→ SET EXERCISE
All entries below need to be written out exactly, but without their pictures.

**********

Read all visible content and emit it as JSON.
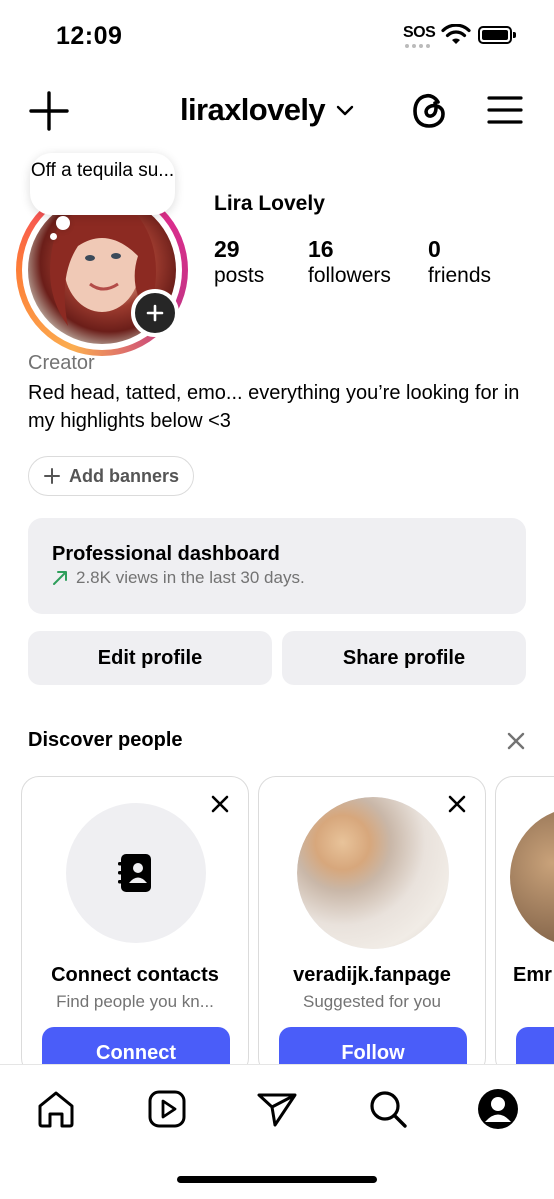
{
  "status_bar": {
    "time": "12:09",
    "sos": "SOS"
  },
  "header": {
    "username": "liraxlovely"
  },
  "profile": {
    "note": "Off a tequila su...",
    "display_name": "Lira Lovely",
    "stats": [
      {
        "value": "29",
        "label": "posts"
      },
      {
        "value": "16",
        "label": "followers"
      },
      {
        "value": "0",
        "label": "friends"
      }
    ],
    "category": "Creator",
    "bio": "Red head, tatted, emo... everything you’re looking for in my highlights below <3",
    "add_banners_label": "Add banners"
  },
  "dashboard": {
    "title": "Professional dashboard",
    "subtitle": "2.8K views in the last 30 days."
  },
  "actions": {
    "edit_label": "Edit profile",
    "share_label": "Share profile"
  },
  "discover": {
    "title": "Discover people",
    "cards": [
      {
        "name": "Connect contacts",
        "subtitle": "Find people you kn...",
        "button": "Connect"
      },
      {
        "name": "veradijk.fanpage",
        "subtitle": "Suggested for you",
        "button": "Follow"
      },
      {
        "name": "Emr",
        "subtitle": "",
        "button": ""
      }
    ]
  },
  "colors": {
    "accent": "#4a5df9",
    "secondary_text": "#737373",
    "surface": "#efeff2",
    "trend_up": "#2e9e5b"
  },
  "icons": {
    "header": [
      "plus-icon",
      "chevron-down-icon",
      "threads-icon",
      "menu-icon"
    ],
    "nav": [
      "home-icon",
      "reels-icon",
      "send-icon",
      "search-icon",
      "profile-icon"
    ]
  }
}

**********

→ RESULT BELOW
Read all visible content and emit it as JSON.
{
  "status_bar": {
    "time": "12:09",
    "sos": "SOS"
  },
  "header": {
    "username": "liraxlovely"
  },
  "profile": {
    "note": "Off a tequila su...",
    "display_name": "Lira Lovely",
    "stats": [
      {
        "value": "29",
        "label": "posts"
      },
      {
        "value": "16",
        "label": "followers"
      },
      {
        "value": "0",
        "label": "friends"
      }
    ],
    "category": "Creator",
    "bio": "Red head, tatted, emo... everything you’re looking for in my highlights below <3",
    "add_banners_label": "Add banners"
  },
  "dashboard": {
    "title": "Professional dashboard",
    "subtitle": "2.8K views in the last 30 days."
  },
  "actions": {
    "edit_label": "Edit profile",
    "share_label": "Share profile"
  },
  "discover": {
    "title": "Discover people",
    "cards": [
      {
        "name": "Connect contacts",
        "subtitle": "Find people you kn...",
        "button": "Connect"
      },
      {
        "name": "veradijk.fanpage",
        "subtitle": "Suggested for you",
        "button": "Follow"
      },
      {
        "name": "Emr",
        "subtitle": "",
        "button": ""
      }
    ]
  },
  "colors": {
    "accent": "#4a5df9",
    "secondary_text": "#737373",
    "surface": "#efeff2",
    "trend_up": "#2e9e5b"
  },
  "icons": {
    "header": [
      "plus-icon",
      "chevron-down-icon",
      "threads-icon",
      "menu-icon"
    ],
    "nav": [
      "home-icon",
      "reels-icon",
      "send-icon",
      "search-icon",
      "profile-icon"
    ]
  }
}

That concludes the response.